◆ **EXERCISE INSTRUCTIONS**: In the listing below, count the lines with "this" and report only the figure.

◆ **SUPPLIED RECORDS**:
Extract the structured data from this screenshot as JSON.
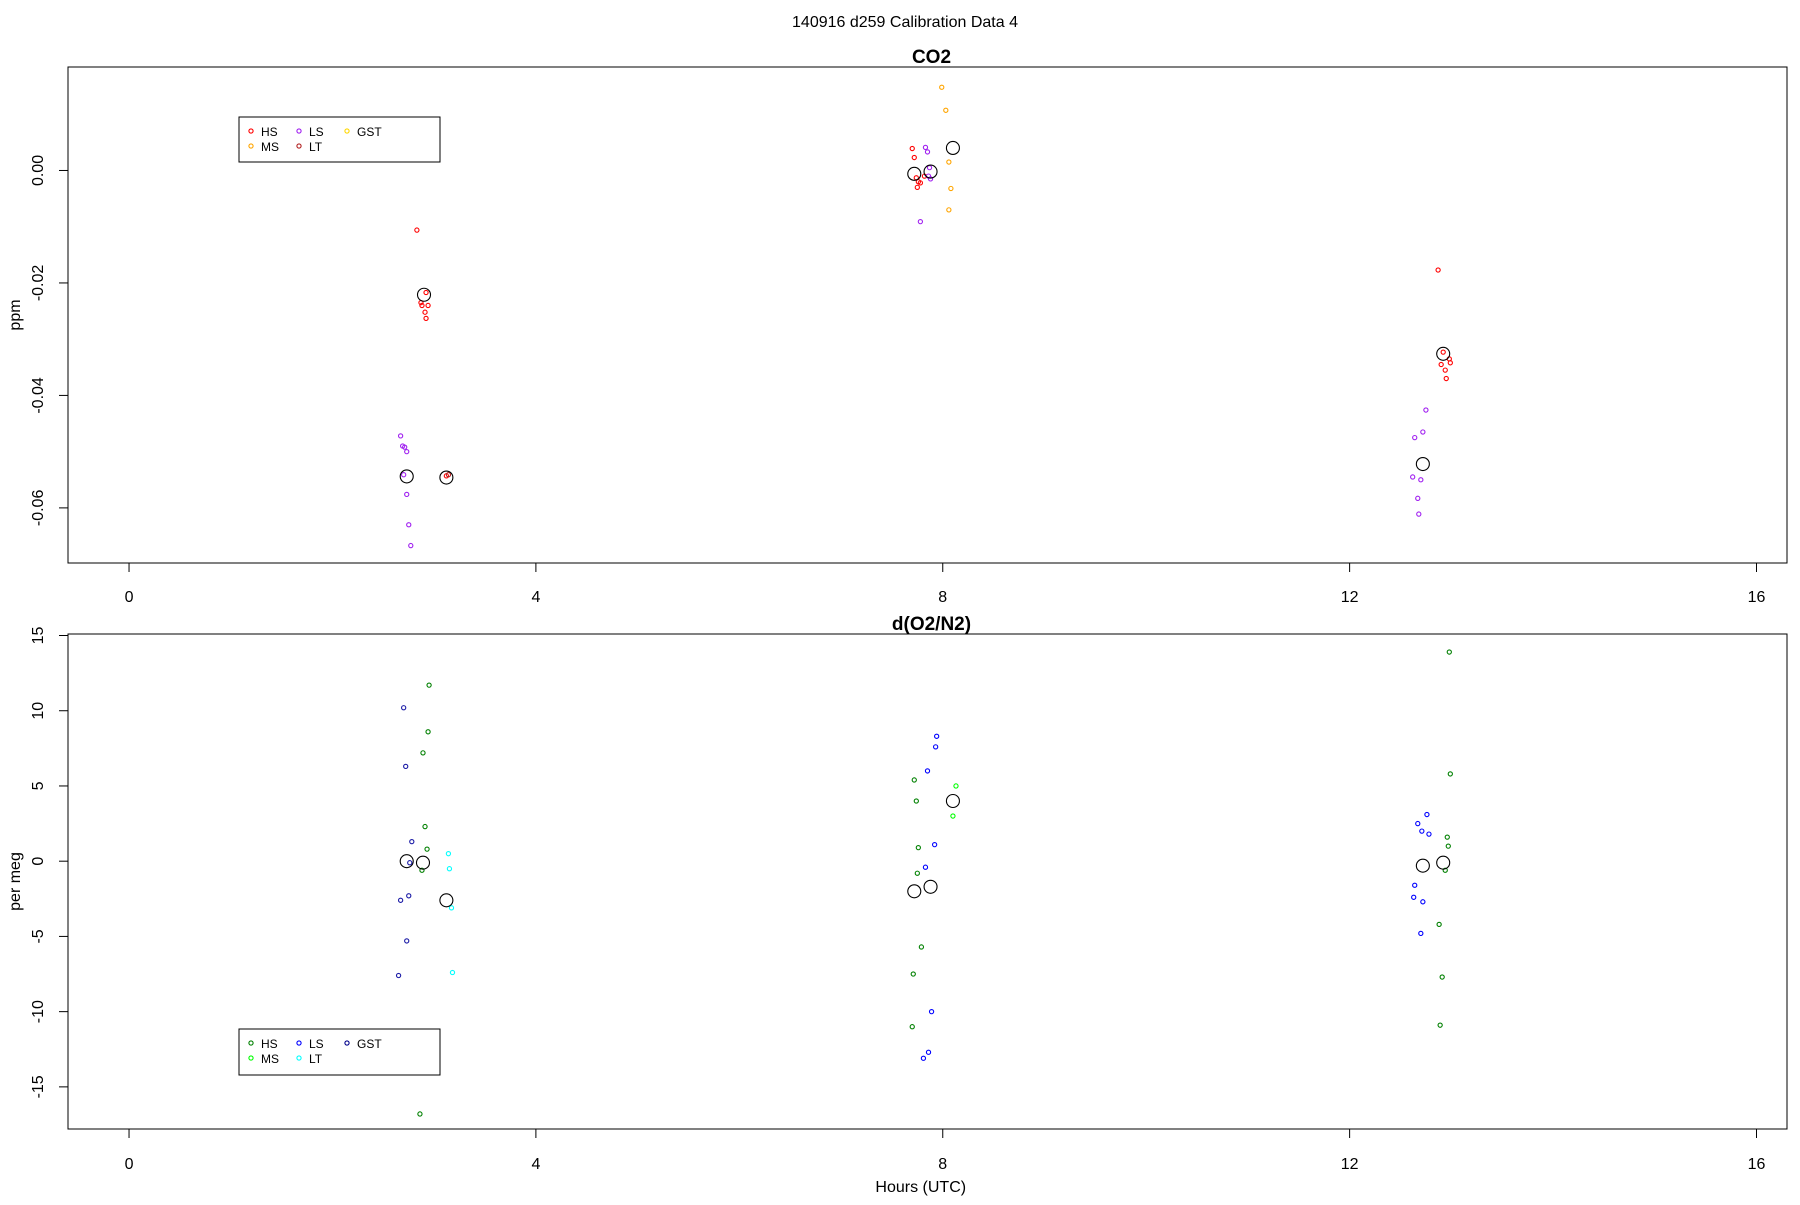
{
  "figure": {
    "title": "140916   d259   Calibration Data 4"
  },
  "chart_data": [
    {
      "type": "scatter",
      "title": "CO2",
      "xlabel": "",
      "ylabel": "ppm",
      "xlim": [
        -0.6,
        16.3
      ],
      "ylim": [
        -0.0698,
        0.0184
      ],
      "xticks": [
        0,
        4,
        8,
        12,
        16
      ],
      "xtick_labels": [
        "0",
        "4",
        "8",
        "12",
        "16"
      ],
      "yticks": [
        -0.06,
        -0.04,
        -0.02,
        0.0
      ],
      "ytick_labels": [
        "-0.06",
        "-0.04",
        "-0.02",
        "0.00"
      ],
      "grid": false,
      "legend": {
        "placement": "top-left",
        "entries": [
          {
            "name": "HS",
            "color": "#ff0000"
          },
          {
            "name": "MS",
            "color": "#ffa500"
          },
          {
            "name": "LS",
            "color": "#a020f0"
          },
          {
            "name": "LT",
            "color": "#b22222"
          },
          {
            "name": "GST",
            "color": "#ffd700"
          }
        ]
      },
      "series": [
        {
          "name": "HS",
          "color": "#ff0000",
          "points": [
            [
              2.83,
              -0.0106
            ],
            [
              2.92,
              -0.0217
            ],
            [
              2.87,
              -0.0235
            ],
            [
              2.88,
              -0.024
            ],
            [
              2.94,
              -0.024
            ],
            [
              2.91,
              -0.0252
            ],
            [
              2.92,
              -0.0263
            ],
            [
              3.12,
              -0.0543
            ],
            [
              7.7,
              0.0039
            ],
            [
              7.72,
              0.0023
            ],
            [
              7.74,
              -0.0013
            ],
            [
              7.76,
              -0.002
            ],
            [
              7.75,
              -0.003
            ],
            [
              7.78,
              -0.0022
            ],
            [
              7.82,
              -0.001
            ],
            [
              12.87,
              -0.0177
            ],
            [
              12.92,
              -0.0323
            ],
            [
              12.9,
              -0.0345
            ],
            [
              12.94,
              -0.0355
            ],
            [
              12.95,
              -0.037
            ],
            [
              12.98,
              -0.0335
            ],
            [
              12.99,
              -0.0342
            ]
          ]
        },
        {
          "name": "MS",
          "color": "#ffa500",
          "points": [
            [
              7.99,
              0.0148
            ],
            [
              8.03,
              0.0107
            ],
            [
              8.06,
              0.0015
            ],
            [
              8.08,
              -0.0032
            ],
            [
              8.06,
              -0.007
            ]
          ]
        },
        {
          "name": "LS",
          "color": "#a020f0",
          "points": [
            [
              2.67,
              -0.0472
            ],
            [
              2.69,
              -0.049
            ],
            [
              2.71,
              -0.0492
            ],
            [
              2.73,
              -0.05
            ],
            [
              2.7,
              -0.0541
            ],
            [
              2.73,
              -0.0576
            ],
            [
              2.75,
              -0.063
            ],
            [
              2.77,
              -0.0667
            ],
            [
              7.83,
              0.0041
            ],
            [
              7.85,
              0.0033
            ],
            [
              7.87,
              0.0005
            ],
            [
              7.88,
              -0.0015
            ],
            [
              7.86,
              -0.001
            ],
            [
              7.78,
              -0.0091
            ],
            [
              12.64,
              -0.0475
            ],
            [
              12.72,
              -0.0465
            ],
            [
              12.75,
              -0.0426
            ],
            [
              12.62,
              -0.0545
            ],
            [
              12.7,
              -0.055
            ],
            [
              12.67,
              -0.0583
            ],
            [
              12.68,
              -0.0611
            ]
          ]
        },
        {
          "name": "LT",
          "color": "#b22222",
          "points": [
            [
              3.14,
              -0.0541
            ]
          ]
        },
        {
          "name": "GST",
          "color": "#ffd700",
          "points": []
        }
      ],
      "means": [
        [
          2.73,
          -0.0544
        ],
        [
          2.9,
          -0.0221
        ],
        [
          3.12,
          -0.0546
        ],
        [
          7.72,
          -0.0006
        ],
        [
          7.88,
          -0.0002
        ],
        [
          8.1,
          0.004
        ],
        [
          12.72,
          -0.0522
        ],
        [
          12.92,
          -0.0326
        ]
      ]
    },
    {
      "type": "scatter",
      "title": "d(O2/N2)",
      "xlabel": "Hours (UTC)",
      "ylabel": "per meg",
      "xlim": [
        -0.6,
        16.3
      ],
      "ylim": [
        -17.8,
        15.1
      ],
      "xticks": [
        0,
        4,
        8,
        12,
        16
      ],
      "xtick_labels": [
        "0",
        "4",
        "8",
        "12",
        "16"
      ],
      "yticks": [
        -15,
        -10,
        -5,
        0,
        5,
        10,
        15
      ],
      "ytick_labels": [
        "-15",
        "-10",
        "-5",
        "0",
        "5",
        "10",
        "15"
      ],
      "grid": false,
      "legend": {
        "placement": "bottom-left",
        "entries": [
          {
            "name": "HS",
            "color": "#008000"
          },
          {
            "name": "MS",
            "color": "#00ff00"
          },
          {
            "name": "LS",
            "color": "#0000ff"
          },
          {
            "name": "LT",
            "color": "#00ffff"
          },
          {
            "name": "GST",
            "color": "#00008b"
          }
        ]
      },
      "series": [
        {
          "name": "HS",
          "color": "#008000",
          "points": [
            [
              2.95,
              11.7
            ],
            [
              2.94,
              8.6
            ],
            [
              2.89,
              7.2
            ],
            [
              2.91,
              2.3
            ],
            [
              2.93,
              0.8
            ],
            [
              2.88,
              -0.6
            ],
            [
              2.86,
              -16.8
            ],
            [
              7.72,
              5.4
            ],
            [
              7.74,
              4.0
            ],
            [
              7.76,
              0.9
            ],
            [
              7.75,
              -0.8
            ],
            [
              7.79,
              -5.7
            ],
            [
              7.71,
              -7.5
            ],
            [
              7.7,
              -11.0
            ],
            [
              12.98,
              13.9
            ],
            [
              12.99,
              5.8
            ],
            [
              12.96,
              1.6
            ],
            [
              12.97,
              1.0
            ],
            [
              12.94,
              -0.6
            ],
            [
              12.88,
              -4.2
            ],
            [
              12.91,
              -7.7
            ],
            [
              12.89,
              -10.9
            ]
          ]
        },
        {
          "name": "MS",
          "color": "#00ff00",
          "points": [
            [
              8.13,
              5.0
            ],
            [
              8.1,
              3.0
            ]
          ]
        },
        {
          "name": "LS",
          "color": "#0000ff",
          "points": [
            [
              7.94,
              8.3
            ],
            [
              7.93,
              7.6
            ],
            [
              7.85,
              6.0
            ],
            [
              7.92,
              1.1
            ],
            [
              7.83,
              -0.4
            ],
            [
              7.89,
              -10.0
            ],
            [
              7.86,
              -12.7
            ],
            [
              7.81,
              -13.1
            ],
            [
              12.76,
              3.1
            ],
            [
              12.67,
              2.5
            ],
            [
              12.71,
              2.0
            ],
            [
              12.78,
              1.8
            ],
            [
              12.64,
              -1.6
            ],
            [
              12.63,
              -2.4
            ],
            [
              12.72,
              -2.7
            ],
            [
              12.7,
              -4.8
            ]
          ]
        },
        {
          "name": "LT",
          "color": "#00ffff",
          "points": [
            [
              3.14,
              0.5
            ],
            [
              3.15,
              -0.5
            ],
            [
              3.17,
              -3.1
            ],
            [
              3.18,
              -7.4
            ]
          ]
        },
        {
          "name": "GST",
          "color": "#1a1aa6",
          "points": [
            [
              2.7,
              10.2
            ],
            [
              2.72,
              6.3
            ],
            [
              2.78,
              1.3
            ],
            [
              2.76,
              -0.1
            ],
            [
              2.75,
              -2.3
            ],
            [
              2.67,
              -2.6
            ],
            [
              2.73,
              -5.3
            ],
            [
              2.65,
              -7.6
            ]
          ]
        }
      ],
      "means": [
        [
          2.73,
          0.0
        ],
        [
          2.89,
          -0.1
        ],
        [
          3.12,
          -2.6
        ],
        [
          7.72,
          -2.0
        ],
        [
          7.88,
          -1.7
        ],
        [
          8.1,
          4.0
        ],
        [
          12.72,
          -0.3
        ],
        [
          12.92,
          -0.1
        ]
      ]
    }
  ]
}
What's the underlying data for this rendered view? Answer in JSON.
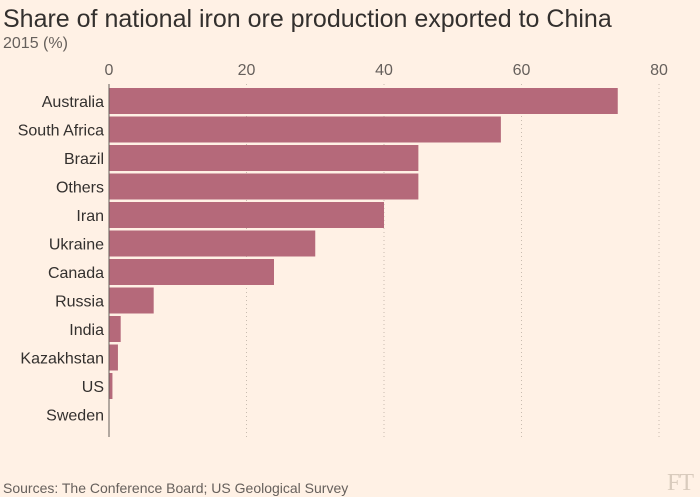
{
  "chart_data": {
    "type": "bar",
    "orientation": "horizontal",
    "title": "Share of national iron ore production exported to China",
    "subtitle": "2015 (%)",
    "categories": [
      "Australia",
      "South Africa",
      "Brazil",
      "Others",
      "Iran",
      "Ukraine",
      "Canada",
      "Russia",
      "India",
      "Kazakhstan",
      "US",
      "Sweden"
    ],
    "values": [
      74,
      57,
      45,
      45,
      40,
      30,
      24,
      6.5,
      1.7,
      1.3,
      0.5,
      0
    ],
    "xlim": [
      0,
      80
    ],
    "xticks": [
      0,
      20,
      40,
      60,
      80
    ],
    "xaxis_position": "top",
    "grid": "vertical dotted",
    "bar_color": "#b5697a",
    "source": "Sources: The Conference Board; US Geological Survey",
    "logo": "FT"
  }
}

◆ **SOLUTION TO THE PROBLEM**: 2